* Text segment:
━━━━━━

SilverX
SilverX

Reputation: 1519

Registry access exception problem

I'm currently building a registry explorer, mostly because I want to support some much better searching operations. Like 'find all' and regular expressions. One problem I'm facing is that some keys throw a security exception when opening. I HAVE TRIED running the app with administrator priviledges, my user account is an administrator also. I embedded a manifest with "requireAdministrator" requested priviledges. I have also tried setting the ClickOnce security settings to Full trust, which is incompatible with requireAdministrator, or so Visual Studio tells me.... Nothing seems to help with avoiding this exception.

I would just like to iterate over all of the keys. I do not wish to add/delete keys. If a user wishes to delete a key and does not have permission to do so, it would display an error message. I just want to be able to have unrestricted READ access. Is this possible?

FTR: I'm on Win7 x64 and using Vs2010u and project is written in C# on .net 4.0. If regedit is capable of reading all keys even if it doesn't let you edit some of them. It would seem appropriate that we too can make an app to do the same thing. Though I'm finding it very difficult, and there doesn't seem to be any real help on the www. Only link-link circles, yay.

━━━━━━

* Supplied records:

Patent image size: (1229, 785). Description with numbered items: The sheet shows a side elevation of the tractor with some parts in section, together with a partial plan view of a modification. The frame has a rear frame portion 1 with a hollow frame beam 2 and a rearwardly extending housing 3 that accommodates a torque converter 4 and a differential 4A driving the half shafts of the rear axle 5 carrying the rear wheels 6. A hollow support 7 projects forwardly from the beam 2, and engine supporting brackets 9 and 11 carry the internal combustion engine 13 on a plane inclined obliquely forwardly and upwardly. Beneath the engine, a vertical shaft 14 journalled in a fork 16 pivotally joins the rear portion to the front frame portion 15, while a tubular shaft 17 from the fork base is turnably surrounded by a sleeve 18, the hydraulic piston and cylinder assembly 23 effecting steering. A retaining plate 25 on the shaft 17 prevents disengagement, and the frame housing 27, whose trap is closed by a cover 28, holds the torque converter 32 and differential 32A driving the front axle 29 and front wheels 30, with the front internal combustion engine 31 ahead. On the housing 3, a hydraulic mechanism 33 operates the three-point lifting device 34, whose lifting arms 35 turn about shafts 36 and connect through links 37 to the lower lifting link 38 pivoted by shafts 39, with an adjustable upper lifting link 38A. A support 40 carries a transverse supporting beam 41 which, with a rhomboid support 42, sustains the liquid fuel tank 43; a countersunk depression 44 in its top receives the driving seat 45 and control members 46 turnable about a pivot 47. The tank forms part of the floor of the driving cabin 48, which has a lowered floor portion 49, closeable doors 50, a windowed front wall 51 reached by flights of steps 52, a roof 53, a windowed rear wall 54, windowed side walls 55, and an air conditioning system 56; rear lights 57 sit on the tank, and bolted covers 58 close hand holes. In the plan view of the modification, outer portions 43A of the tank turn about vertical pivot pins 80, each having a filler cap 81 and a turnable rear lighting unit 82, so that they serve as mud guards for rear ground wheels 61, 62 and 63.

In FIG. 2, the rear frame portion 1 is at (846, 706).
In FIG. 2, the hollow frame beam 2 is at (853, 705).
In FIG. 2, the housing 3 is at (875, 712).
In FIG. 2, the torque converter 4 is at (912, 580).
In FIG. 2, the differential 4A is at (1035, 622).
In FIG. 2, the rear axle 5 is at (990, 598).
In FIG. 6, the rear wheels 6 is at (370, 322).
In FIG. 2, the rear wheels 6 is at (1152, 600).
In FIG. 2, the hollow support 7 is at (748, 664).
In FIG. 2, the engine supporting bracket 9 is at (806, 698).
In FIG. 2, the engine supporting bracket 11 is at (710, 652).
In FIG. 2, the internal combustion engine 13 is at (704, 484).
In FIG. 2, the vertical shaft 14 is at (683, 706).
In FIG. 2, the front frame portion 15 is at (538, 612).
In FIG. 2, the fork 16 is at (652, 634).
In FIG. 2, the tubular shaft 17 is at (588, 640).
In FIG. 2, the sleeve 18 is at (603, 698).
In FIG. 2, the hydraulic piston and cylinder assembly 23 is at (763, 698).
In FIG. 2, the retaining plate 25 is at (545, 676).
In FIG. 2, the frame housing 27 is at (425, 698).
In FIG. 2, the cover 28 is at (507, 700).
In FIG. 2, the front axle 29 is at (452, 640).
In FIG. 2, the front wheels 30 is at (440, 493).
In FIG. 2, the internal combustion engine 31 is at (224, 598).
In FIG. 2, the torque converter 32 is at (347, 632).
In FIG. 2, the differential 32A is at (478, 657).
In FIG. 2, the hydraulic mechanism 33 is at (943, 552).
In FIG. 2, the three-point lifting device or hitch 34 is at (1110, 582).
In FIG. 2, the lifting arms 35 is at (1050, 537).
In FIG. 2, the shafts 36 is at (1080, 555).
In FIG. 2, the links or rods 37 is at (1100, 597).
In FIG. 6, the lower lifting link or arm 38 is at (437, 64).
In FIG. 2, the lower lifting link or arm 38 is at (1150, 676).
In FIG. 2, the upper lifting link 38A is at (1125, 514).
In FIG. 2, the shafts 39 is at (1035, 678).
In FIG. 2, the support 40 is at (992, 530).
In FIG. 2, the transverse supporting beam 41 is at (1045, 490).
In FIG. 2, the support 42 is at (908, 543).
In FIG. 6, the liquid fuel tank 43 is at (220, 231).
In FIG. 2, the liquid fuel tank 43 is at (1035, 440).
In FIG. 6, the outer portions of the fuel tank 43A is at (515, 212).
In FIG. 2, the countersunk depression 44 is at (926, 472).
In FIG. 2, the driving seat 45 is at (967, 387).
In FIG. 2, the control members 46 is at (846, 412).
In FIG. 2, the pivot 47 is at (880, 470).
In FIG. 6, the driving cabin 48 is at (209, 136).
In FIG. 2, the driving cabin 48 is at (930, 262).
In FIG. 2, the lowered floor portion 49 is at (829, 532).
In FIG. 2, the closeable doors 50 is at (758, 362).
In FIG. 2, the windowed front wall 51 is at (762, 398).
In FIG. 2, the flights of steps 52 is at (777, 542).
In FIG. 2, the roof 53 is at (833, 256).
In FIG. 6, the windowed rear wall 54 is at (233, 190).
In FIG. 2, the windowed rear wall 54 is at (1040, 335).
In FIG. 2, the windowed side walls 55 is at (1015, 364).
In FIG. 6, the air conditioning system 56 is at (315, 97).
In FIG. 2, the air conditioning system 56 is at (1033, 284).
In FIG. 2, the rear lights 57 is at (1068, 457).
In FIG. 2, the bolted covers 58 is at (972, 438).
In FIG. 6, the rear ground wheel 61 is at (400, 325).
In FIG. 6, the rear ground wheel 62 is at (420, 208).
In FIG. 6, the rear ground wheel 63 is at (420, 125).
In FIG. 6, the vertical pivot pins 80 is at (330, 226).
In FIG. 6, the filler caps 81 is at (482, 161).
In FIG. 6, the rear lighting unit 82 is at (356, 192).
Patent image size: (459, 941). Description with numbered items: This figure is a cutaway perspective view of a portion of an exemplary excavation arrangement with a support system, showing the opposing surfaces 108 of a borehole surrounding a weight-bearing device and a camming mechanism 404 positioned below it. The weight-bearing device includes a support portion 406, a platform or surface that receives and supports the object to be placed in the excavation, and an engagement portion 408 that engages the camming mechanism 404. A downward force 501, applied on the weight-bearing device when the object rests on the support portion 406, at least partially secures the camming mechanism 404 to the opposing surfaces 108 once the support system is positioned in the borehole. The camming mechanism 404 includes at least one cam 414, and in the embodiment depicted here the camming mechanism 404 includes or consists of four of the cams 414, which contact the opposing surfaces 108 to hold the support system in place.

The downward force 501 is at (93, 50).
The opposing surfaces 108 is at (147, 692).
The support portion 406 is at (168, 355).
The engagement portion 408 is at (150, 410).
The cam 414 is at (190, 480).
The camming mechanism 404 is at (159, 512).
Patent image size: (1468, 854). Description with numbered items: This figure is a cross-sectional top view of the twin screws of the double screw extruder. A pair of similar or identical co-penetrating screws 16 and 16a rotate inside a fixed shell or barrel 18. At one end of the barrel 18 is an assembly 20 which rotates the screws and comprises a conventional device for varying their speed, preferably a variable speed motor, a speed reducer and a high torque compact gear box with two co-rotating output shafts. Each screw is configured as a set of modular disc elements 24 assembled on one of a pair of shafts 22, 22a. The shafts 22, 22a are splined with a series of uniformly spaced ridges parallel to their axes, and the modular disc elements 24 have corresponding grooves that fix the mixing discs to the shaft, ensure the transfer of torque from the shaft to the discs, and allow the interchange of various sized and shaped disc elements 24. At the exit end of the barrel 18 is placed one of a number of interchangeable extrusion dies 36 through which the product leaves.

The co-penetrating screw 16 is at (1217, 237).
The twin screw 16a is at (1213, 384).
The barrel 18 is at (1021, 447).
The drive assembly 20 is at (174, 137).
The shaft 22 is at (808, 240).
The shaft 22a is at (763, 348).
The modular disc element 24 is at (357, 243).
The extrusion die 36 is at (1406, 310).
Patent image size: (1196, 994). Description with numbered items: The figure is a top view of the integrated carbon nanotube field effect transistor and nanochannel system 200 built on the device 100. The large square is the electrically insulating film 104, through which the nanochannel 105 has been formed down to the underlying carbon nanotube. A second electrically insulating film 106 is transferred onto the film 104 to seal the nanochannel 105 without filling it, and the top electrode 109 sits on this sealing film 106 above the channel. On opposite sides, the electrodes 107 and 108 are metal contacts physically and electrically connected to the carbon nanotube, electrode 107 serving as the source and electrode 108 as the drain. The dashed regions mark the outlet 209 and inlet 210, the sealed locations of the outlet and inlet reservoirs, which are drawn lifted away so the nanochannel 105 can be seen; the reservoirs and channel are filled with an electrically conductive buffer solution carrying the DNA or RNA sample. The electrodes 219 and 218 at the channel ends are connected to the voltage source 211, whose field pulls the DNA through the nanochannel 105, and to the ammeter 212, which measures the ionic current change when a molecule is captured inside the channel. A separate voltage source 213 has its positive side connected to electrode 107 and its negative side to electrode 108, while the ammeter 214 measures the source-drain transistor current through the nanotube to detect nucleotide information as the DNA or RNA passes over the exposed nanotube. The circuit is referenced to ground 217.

━━━━━━

* Explore the material:
- 1) For the registry post, decide whether each statement agrees with it: (a) The author wants to be able to add and delete keys. (b) The author's user account is an administrator. (c) The project is written in VB.NET. Answer yes or no for each, quoting the deciding words.
- 2) Output the section of the registry post starting with "FTR: I'm on" and going on through "link-link circles, yay.", copied exactly.
The records aren't needed for this work.

* Exercise solutions:
- 1)
(a) No: "I do not wish to add/delete keys."
(b) Yes: "my user account is an administrator also."
(c) No: "project is written in C# on .net 4.0"

- 2)
FTR: I'm on Win7 x64 and using Vs2010u and project is written in C# on .net 4.0. If regedit is capable of reading all keys even if it doesn't let you edit some of them. It would seem appropriate that we too can make an app to do the same thing. Though I'm finding it very difficult, and there doesn't seem to be any real help on the www. Only link-link circles, yay.